The request —
In the listing that follows, how many lines contain "from"? Give the number only.

=-=-=

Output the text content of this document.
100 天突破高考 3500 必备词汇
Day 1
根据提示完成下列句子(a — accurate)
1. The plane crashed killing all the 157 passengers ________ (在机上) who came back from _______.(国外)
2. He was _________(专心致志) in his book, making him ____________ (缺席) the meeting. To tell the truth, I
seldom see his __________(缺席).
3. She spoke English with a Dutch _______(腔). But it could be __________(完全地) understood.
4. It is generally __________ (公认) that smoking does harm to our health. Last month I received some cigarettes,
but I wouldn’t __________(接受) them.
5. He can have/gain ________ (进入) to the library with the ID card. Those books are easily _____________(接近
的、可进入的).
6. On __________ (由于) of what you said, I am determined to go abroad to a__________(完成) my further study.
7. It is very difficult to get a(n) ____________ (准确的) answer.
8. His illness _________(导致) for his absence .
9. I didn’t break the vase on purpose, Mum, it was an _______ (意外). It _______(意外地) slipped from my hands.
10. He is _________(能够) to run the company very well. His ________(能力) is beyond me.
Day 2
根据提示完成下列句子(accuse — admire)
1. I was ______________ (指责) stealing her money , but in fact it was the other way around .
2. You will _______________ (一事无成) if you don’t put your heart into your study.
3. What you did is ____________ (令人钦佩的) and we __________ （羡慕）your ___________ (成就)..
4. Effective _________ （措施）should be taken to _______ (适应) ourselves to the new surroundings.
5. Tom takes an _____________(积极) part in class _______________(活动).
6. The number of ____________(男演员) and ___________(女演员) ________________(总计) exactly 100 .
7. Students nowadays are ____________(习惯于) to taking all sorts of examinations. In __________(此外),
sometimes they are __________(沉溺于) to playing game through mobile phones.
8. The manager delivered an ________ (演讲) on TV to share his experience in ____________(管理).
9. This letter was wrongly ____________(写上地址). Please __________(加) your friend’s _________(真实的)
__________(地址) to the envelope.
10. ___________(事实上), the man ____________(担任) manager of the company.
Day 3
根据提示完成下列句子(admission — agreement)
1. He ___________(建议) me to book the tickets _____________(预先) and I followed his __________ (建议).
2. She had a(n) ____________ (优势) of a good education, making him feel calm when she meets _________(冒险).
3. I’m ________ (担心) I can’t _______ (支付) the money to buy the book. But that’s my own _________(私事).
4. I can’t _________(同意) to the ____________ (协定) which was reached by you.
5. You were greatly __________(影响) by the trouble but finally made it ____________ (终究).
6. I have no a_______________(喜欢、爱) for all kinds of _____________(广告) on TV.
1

=-=-=

Correct result —
2